## Provided data
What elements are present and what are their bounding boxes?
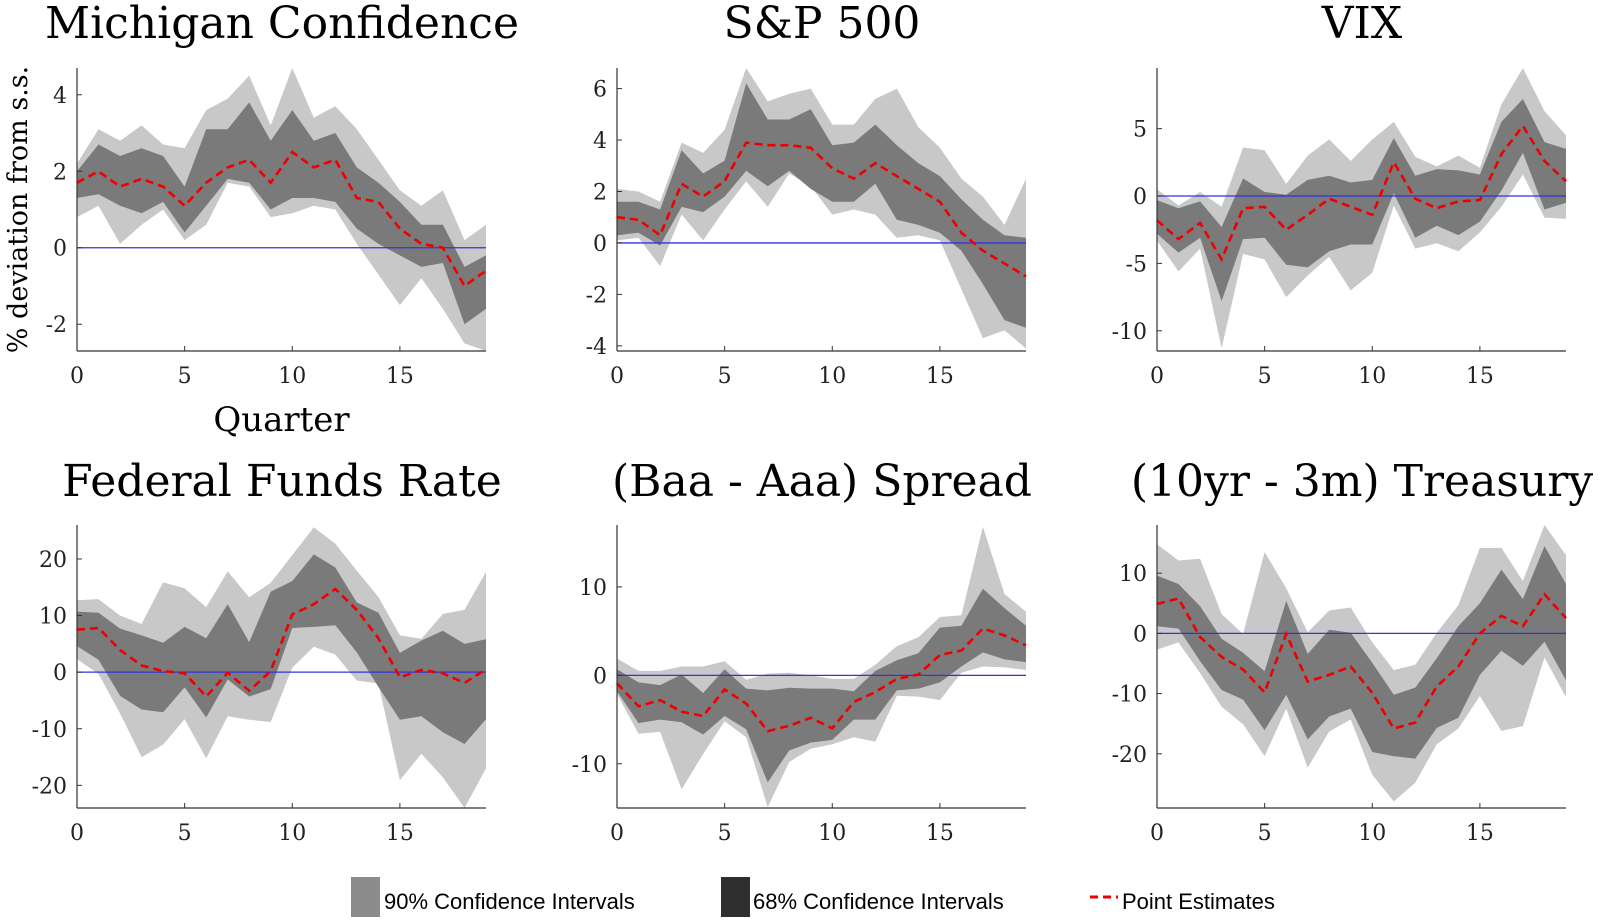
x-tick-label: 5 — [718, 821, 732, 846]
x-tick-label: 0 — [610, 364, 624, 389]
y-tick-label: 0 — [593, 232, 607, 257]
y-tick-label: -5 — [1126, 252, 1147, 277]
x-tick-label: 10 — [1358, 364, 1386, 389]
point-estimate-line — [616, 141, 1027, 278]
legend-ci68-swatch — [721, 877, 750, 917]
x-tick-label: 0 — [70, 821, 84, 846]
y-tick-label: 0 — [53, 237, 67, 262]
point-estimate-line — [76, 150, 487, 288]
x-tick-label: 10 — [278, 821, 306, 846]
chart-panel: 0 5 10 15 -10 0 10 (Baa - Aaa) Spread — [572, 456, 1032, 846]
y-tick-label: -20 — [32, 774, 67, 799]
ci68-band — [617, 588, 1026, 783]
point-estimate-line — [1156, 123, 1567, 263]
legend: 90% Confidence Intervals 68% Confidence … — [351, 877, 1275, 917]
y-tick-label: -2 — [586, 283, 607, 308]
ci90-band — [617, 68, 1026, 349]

## Stated exercise
Rewrite all the items with every "point-estimate-line" changed to "estimate-line" and everything else left as it is. Leave out the pictures.

## Solution to the problem
What elements are present and what are their bounding boxes?
x-tick-label: 5 — [718, 821, 732, 846]
x-tick-label: 0 — [610, 364, 624, 389]
y-tick-label: 0 — [593, 232, 607, 257]
y-tick-label: -5 — [1126, 252, 1147, 277]
x-tick-label: 10 — [1358, 364, 1386, 389]
estimate-line — [616, 141, 1027, 278]
legend-ci68-swatch — [721, 877, 750, 917]
x-tick-label: 0 — [70, 821, 84, 846]
y-tick-label: 0 — [53, 237, 67, 262]
estimate-line — [76, 150, 487, 288]
x-tick-label: 10 — [278, 821, 306, 846]
chart-panel: 0 5 10 15 -10 0 10 (Baa - Aaa) Spread — [572, 456, 1032, 846]
y-tick-label: -20 — [32, 774, 67, 799]
ci68-band — [617, 588, 1026, 783]
estimate-line — [1156, 123, 1567, 263]
legend: 90% Confidence Intervals 68% Confidence … — [351, 877, 1275, 917]
y-tick-label: -2 — [586, 283, 607, 308]
ci90-band — [617, 68, 1026, 349]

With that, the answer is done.